### Items
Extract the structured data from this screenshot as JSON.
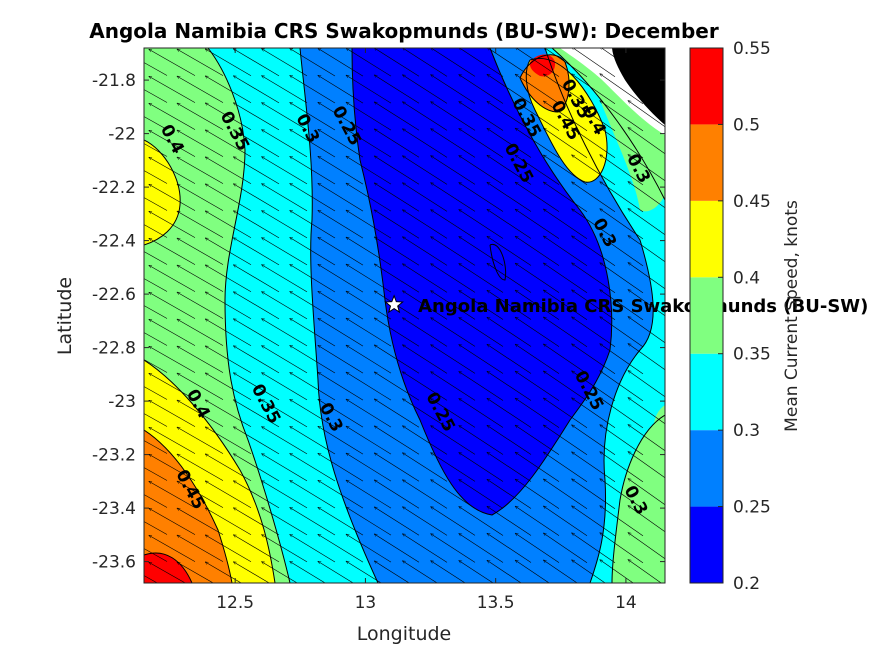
{
  "chart_data": {
    "type": "heatmap",
    "title": "Angola Namibia CRS Swakopmunds (BU-SW): December",
    "xlabel": "Longitude",
    "ylabel": "Latitude",
    "xlim": [
      12.15,
      14.15
    ],
    "ylim": [
      -23.68,
      -21.68
    ],
    "xticks": [
      "12.5",
      "13",
      "13.5",
      "14"
    ],
    "xtick_values": [
      12.5,
      13,
      13.5,
      14
    ],
    "yticks": [
      "-21.8",
      "-22",
      "-22.2",
      "-22.4",
      "-22.6",
      "-22.8",
      "-23",
      "-23.2",
      "-23.4",
      "-23.6"
    ],
    "ytick_values": [
      -21.8,
      -22,
      -22.2,
      -22.4,
      -22.6,
      -22.8,
      -23,
      -23.2,
      -23.4,
      -23.6
    ],
    "colorbar": {
      "label": "Mean Current Speed, knots",
      "tick_labels": [
        "0.2",
        "0.25",
        "0.3",
        "0.35",
        "0.4",
        "0.45",
        "0.5",
        "0.55"
      ],
      "levels": [
        0.2,
        0.25,
        0.3,
        0.35,
        0.4,
        0.45,
        0.5,
        0.55
      ],
      "colors": [
        "#0000ff",
        "#0080ff",
        "#00ffff",
        "#80ff80",
        "#ffff00",
        "#ff8000",
        "#ff0000"
      ]
    },
    "land_color": "#000000",
    "station": {
      "label": "Angola Namibia CRS Swakopmunds (BU-SW)",
      "lon": 13.11,
      "lat": -22.64,
      "marker": "star"
    },
    "contour_labels": [
      {
        "text": "0.4",
        "lon": 12.24,
        "lat": -22.03
      },
      {
        "text": "0.35",
        "lon": 12.48,
        "lat": -22.0
      },
      {
        "text": "0.3",
        "lon": 12.76,
        "lat": -21.99
      },
      {
        "text": "0.25",
        "lon": 12.91,
        "lat": -21.98
      },
      {
        "text": "0.35",
        "lon": 13.6,
        "lat": -21.95
      },
      {
        "text": "0.45",
        "lon": 13.75,
        "lat": -21.96
      },
      {
        "text": "0.35",
        "lon": 13.79,
        "lat": -21.88
      },
      {
        "text": "0.4",
        "lon": 13.86,
        "lat": -21.96
      },
      {
        "text": "0.25",
        "lon": 13.57,
        "lat": -22.12
      },
      {
        "text": "0.3",
        "lon": 14.03,
        "lat": -22.14
      },
      {
        "text": "0.3",
        "lon": 13.9,
        "lat": -22.38
      },
      {
        "text": "0.4",
        "lon": 12.34,
        "lat": -23.02
      },
      {
        "text": "0.35",
        "lon": 12.6,
        "lat": -23.02
      },
      {
        "text": "0.3",
        "lon": 12.85,
        "lat": -23.07
      },
      {
        "text": "0.25",
        "lon": 13.27,
        "lat": -23.05
      },
      {
        "text": "0.25",
        "lon": 13.84,
        "lat": -22.97
      },
      {
        "text": "0.45",
        "lon": 12.31,
        "lat": -23.34
      },
      {
        "text": "0.3",
        "lon": 14.02,
        "lat": -23.38
      }
    ],
    "flow_direction": "north-west",
    "grid": false,
    "colorbar_position": "right"
  }
}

### The request
Return all lines of the material above in which the word "Swakopmunds" occurs.

### Task output
    "title": "Angola Namibia CRS Swakopmunds (BU-SW): December",
      "label": "Angola Namibia CRS Swakopmunds (BU-SW)",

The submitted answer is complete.